THE REQUEST:
Make an exact copy of all the entries, but do not reproduce the pictures.

EXERCISE INPUTS:
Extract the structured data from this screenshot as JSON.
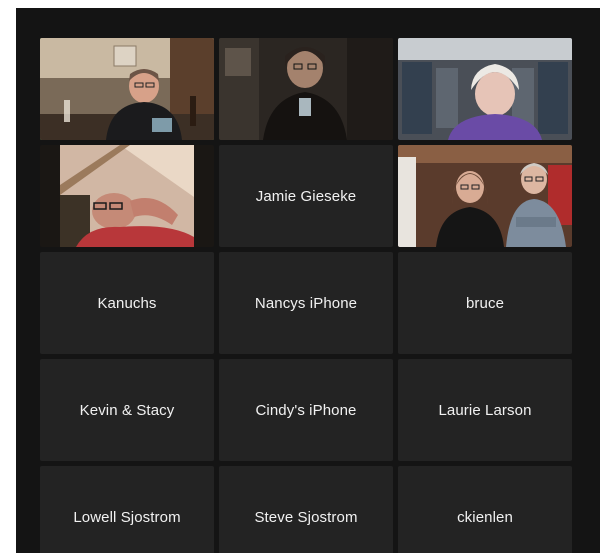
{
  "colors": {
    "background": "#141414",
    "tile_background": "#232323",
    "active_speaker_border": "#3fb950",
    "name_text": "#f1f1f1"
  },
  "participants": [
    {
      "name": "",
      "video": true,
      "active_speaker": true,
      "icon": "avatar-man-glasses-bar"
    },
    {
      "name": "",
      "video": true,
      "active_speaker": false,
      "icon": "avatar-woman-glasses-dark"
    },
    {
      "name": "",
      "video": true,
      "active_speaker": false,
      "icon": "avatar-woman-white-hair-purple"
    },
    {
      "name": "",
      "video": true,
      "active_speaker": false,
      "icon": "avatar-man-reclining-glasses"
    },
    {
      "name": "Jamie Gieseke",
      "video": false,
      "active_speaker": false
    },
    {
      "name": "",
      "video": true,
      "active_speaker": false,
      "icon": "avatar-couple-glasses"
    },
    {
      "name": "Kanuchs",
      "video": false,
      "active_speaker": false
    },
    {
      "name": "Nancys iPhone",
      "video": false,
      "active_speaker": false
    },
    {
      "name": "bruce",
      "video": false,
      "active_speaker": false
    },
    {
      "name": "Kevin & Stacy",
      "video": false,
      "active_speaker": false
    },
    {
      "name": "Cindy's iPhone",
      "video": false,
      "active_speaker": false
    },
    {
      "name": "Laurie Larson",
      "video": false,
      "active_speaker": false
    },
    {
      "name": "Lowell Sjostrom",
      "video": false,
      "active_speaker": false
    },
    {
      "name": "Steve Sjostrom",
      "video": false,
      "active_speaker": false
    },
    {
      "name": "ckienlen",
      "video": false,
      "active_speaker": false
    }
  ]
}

REPLY:
Extract the structured data from this screenshot as JSON.
{
  "colors": {
    "background": "#141414",
    "tile_background": "#232323",
    "active_speaker_border": "#3fb950",
    "name_text": "#f1f1f1"
  },
  "participants": [
    {
      "name": "",
      "video": true,
      "active_speaker": true,
      "icon": "avatar-man-glasses-bar"
    },
    {
      "name": "",
      "video": true,
      "active_speaker": false,
      "icon": "avatar-woman-glasses-dark"
    },
    {
      "name": "",
      "video": true,
      "active_speaker": false,
      "icon": "avatar-woman-white-hair-purple"
    },
    {
      "name": "",
      "video": true,
      "active_speaker": false,
      "icon": "avatar-man-reclining-glasses"
    },
    {
      "name": "Jamie Gieseke",
      "video": false,
      "active_speaker": false
    },
    {
      "name": "",
      "video": true,
      "active_speaker": false,
      "icon": "avatar-couple-glasses"
    },
    {
      "name": "Kanuchs",
      "video": false,
      "active_speaker": false
    },
    {
      "name": "Nancys iPhone",
      "video": false,
      "active_speaker": false
    },
    {
      "name": "bruce",
      "video": false,
      "active_speaker": false
    },
    {
      "name": "Kevin & Stacy",
      "video": false,
      "active_speaker": false
    },
    {
      "name": "Cindy's iPhone",
      "video": false,
      "active_speaker": false
    },
    {
      "name": "Laurie Larson",
      "video": false,
      "active_speaker": false
    },
    {
      "name": "Lowell Sjostrom",
      "video": false,
      "active_speaker": false
    },
    {
      "name": "Steve Sjostrom",
      "video": false,
      "active_speaker": false
    },
    {
      "name": "ckienlen",
      "video": false,
      "active_speaker": false
    }
  ]
}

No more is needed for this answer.